Quote the listing below in its entirety.

[Items from a figure collection]
>>>>>

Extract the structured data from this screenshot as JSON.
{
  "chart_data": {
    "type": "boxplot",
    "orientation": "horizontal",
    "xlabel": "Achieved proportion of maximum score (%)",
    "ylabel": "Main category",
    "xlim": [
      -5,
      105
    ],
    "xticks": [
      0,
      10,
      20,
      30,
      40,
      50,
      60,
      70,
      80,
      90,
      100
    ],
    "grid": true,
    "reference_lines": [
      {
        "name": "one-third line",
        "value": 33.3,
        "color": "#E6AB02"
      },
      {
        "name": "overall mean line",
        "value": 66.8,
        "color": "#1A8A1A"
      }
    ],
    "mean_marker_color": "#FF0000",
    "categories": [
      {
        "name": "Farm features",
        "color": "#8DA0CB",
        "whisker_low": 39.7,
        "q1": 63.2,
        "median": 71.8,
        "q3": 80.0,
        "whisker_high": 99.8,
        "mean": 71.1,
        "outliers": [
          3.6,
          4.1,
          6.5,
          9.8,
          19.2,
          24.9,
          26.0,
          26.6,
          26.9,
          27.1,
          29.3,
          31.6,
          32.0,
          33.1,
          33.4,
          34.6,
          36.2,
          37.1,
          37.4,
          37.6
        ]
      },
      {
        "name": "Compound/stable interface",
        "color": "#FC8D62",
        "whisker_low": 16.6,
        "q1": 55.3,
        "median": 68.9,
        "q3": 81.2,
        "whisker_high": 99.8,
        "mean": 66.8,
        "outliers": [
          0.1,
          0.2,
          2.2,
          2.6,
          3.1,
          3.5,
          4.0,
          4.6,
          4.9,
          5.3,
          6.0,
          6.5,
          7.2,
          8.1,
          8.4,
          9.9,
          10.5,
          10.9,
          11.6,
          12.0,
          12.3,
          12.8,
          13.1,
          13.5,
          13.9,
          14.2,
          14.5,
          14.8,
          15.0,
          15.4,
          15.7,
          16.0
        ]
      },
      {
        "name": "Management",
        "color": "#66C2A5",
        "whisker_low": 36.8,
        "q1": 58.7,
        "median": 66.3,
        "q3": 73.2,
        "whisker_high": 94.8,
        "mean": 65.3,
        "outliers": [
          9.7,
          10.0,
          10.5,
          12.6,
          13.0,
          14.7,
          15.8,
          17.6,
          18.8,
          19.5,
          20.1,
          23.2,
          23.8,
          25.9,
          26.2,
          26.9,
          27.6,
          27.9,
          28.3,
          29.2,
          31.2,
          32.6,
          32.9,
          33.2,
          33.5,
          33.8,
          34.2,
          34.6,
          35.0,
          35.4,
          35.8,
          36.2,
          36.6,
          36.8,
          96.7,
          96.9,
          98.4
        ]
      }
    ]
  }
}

<<<<<

> _Solution below_
Extract the structured data from this screenshot as JSON.
{
  "chart_data": {
    "type": "boxplot",
    "orientation": "horizontal",
    "xlabel": "Achieved proportion of maximum score (%)",
    "ylabel": "Main category",
    "xlim": [
      -5,
      105
    ],
    "xticks": [
      0,
      10,
      20,
      30,
      40,
      50,
      60,
      70,
      80,
      90,
      100
    ],
    "grid": true,
    "reference_lines": [
      {
        "name": "one-third line",
        "value": 33.3,
        "color": "#E6AB02"
      },
      {
        "name": "overall mean line",
        "value": 66.8,
        "color": "#1A8A1A"
      }
    ],
    "mean_marker_color": "#FF0000",
    "categories": [
      {
        "name": "Farm features",
        "color": "#8DA0CB",
        "whisker_low": 39.7,
        "q1": 63.2,
        "median": 71.8,
        "q3": 80.0,
        "whisker_high": 99.8,
        "mean": 71.1,
        "outliers": [
          3.6,
          4.1,
          6.5,
          9.8,
          19.2,
          24.9,
          26.0,
          26.6,
          26.9,
          27.1,
          29.3,
          31.6,
          32.0,
          33.1,
          33.4,
          34.6,
          36.2,
          37.1,
          37.4,
          37.6
        ]
      },
      {
        "name": "Compound/stable interface",
        "color": "#FC8D62",
        "whisker_low": 16.6,
        "q1": 55.3,
        "median": 68.9,
        "q3": 81.2,
        "whisker_high": 99.8,
        "mean": 66.8,
        "outliers": [
          0.1,
          0.2,
          2.2,
          2.6,
          3.1,
          3.5,
          4.0,
          4.6,
          4.9,
          5.3,
          6.0,
          6.5,
          7.2,
          8.1,
          8.4,
          9.9,
          10.5,
          10.9,
          11.6,
          12.0,
          12.3,
          12.8,
          13.1,
          13.5,
          13.9,
          14.2,
          14.5,
          14.8,
          15.0,
          15.4,
          15.7,
          16.0
        ]
      },
      {
        "name": "Management",
        "color": "#66C2A5",
        "whisker_low": 36.8,
        "q1": 58.7,
        "median": 66.3,
        "q3": 73.2,
        "whisker_high": 94.8,
        "mean": 65.3,
        "outliers": [
          9.7,
          10.0,
          10.5,
          12.6,
          13.0,
          14.7,
          15.8,
          17.6,
          18.8,
          19.5,
          20.1,
          23.2,
          23.8,
          25.9,
          26.2,
          26.9,
          27.6,
          27.9,
          28.3,
          29.2,
          31.2,
          32.6,
          32.9,
          33.2,
          33.5,
          33.8,
          34.2,
          34.6,
          35.0,
          35.4,
          35.8,
          36.2,
          36.6,
          36.8,
          96.7,
          96.9,
          98.4
        ]
      }
    ]
  }
}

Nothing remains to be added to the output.